• Work item: A complete answer lists every line of the material where the string "Vorstadt" occurs.

• Records to use:
BEGIN

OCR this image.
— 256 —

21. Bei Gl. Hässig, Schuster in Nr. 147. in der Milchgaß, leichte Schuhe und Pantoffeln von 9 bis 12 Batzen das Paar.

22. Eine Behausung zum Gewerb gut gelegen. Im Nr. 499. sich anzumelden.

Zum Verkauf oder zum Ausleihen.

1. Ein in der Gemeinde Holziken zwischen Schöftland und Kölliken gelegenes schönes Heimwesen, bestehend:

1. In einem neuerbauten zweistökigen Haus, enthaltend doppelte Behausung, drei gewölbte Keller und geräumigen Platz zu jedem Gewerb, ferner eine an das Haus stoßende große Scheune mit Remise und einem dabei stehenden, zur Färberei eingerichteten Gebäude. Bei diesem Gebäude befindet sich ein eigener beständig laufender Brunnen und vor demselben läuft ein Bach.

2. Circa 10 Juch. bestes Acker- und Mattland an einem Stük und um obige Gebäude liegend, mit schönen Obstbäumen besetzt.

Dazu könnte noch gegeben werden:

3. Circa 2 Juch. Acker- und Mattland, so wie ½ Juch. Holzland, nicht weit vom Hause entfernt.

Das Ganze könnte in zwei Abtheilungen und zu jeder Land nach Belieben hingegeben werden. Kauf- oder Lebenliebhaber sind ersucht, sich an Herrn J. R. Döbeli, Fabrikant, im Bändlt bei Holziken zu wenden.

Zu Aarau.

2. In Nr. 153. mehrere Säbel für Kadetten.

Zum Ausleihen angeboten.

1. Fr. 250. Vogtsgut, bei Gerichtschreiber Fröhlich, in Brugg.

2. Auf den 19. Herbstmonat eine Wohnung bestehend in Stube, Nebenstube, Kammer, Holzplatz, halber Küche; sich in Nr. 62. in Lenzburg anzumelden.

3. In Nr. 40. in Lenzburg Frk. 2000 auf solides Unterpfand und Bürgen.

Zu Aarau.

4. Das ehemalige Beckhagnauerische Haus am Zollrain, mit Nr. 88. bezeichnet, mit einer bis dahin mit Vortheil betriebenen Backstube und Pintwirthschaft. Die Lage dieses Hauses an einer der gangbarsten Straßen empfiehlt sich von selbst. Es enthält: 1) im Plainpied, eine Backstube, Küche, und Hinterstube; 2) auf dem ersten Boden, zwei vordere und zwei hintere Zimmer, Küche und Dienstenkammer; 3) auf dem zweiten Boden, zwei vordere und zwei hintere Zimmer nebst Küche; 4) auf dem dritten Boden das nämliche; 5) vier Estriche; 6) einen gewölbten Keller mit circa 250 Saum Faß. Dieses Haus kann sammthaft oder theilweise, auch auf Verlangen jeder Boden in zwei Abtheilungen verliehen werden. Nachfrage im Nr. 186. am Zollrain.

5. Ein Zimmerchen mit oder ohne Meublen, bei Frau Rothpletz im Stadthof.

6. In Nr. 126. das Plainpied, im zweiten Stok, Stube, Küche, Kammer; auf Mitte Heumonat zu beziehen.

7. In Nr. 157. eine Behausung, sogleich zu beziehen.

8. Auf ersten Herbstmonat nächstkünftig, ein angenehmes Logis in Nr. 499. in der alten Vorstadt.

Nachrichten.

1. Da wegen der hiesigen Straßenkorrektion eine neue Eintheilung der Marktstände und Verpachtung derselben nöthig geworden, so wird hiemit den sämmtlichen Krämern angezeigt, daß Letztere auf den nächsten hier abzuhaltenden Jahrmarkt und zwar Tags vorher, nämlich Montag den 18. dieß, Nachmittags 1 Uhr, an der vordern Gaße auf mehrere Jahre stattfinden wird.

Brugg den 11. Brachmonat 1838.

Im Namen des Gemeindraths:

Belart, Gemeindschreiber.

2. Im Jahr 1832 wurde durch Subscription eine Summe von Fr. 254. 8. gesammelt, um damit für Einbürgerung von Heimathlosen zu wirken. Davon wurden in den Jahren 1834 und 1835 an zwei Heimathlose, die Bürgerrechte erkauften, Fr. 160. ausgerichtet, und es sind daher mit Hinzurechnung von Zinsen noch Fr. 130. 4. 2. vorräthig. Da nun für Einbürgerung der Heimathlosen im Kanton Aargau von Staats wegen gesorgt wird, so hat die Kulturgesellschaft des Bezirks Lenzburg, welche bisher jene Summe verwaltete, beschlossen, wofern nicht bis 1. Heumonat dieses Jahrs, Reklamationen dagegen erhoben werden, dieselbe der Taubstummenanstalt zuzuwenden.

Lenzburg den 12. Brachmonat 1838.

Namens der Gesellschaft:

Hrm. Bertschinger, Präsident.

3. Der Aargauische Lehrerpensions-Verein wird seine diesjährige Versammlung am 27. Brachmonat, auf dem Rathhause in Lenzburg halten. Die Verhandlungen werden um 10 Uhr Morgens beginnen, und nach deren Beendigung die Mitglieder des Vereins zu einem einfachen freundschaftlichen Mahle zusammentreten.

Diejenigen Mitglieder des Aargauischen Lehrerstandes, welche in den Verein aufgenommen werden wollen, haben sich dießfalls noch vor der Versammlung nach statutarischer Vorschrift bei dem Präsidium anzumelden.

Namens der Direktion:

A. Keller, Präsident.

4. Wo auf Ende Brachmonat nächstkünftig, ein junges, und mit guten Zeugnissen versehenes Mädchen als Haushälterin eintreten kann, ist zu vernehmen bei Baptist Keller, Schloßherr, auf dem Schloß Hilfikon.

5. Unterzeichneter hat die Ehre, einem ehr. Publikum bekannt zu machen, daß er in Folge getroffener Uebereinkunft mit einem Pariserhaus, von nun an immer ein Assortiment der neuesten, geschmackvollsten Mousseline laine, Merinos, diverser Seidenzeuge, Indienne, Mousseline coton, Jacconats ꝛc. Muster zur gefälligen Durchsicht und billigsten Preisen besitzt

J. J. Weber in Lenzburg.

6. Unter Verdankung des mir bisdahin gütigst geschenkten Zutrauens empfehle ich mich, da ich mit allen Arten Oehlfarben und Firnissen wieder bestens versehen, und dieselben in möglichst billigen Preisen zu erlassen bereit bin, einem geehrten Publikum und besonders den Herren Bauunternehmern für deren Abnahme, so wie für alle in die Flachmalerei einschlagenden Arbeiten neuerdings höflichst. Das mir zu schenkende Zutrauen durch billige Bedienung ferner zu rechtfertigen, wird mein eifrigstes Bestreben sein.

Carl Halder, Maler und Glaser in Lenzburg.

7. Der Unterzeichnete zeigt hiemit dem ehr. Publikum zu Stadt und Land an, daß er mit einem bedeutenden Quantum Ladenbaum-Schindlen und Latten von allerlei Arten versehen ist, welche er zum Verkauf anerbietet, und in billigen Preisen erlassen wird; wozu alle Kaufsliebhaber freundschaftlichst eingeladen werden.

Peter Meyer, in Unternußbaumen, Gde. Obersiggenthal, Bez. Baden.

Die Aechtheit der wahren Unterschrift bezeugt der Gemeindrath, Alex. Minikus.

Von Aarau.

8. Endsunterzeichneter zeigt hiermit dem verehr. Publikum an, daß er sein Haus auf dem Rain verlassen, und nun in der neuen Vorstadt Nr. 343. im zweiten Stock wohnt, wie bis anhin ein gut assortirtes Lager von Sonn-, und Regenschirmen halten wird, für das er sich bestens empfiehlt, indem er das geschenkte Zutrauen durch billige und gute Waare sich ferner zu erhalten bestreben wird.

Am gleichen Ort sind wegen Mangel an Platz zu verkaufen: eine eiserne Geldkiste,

END

• Answer area:
8. Auf ersten Herbstmonat nächstkünftig, ein angenehmes Logis in Nr. 499. in der alten Vorstadt.
8. Endsunterzeichneter zeigt hiermit dem verehr. Publikum an, daß er sein Haus auf dem Rain verlassen, und nun in der neuen Vorstadt Nr. 343. im zweiten Stock wohnt, wie bis anhin ein gut assortirtes Lager von Sonn-, und Regenschirmen halten wird, für das er sich bestens empfiehlt, indem er das geschenkte Zutrauen durch billige und gute Waare sich ferner zu erhalten bestreben wird.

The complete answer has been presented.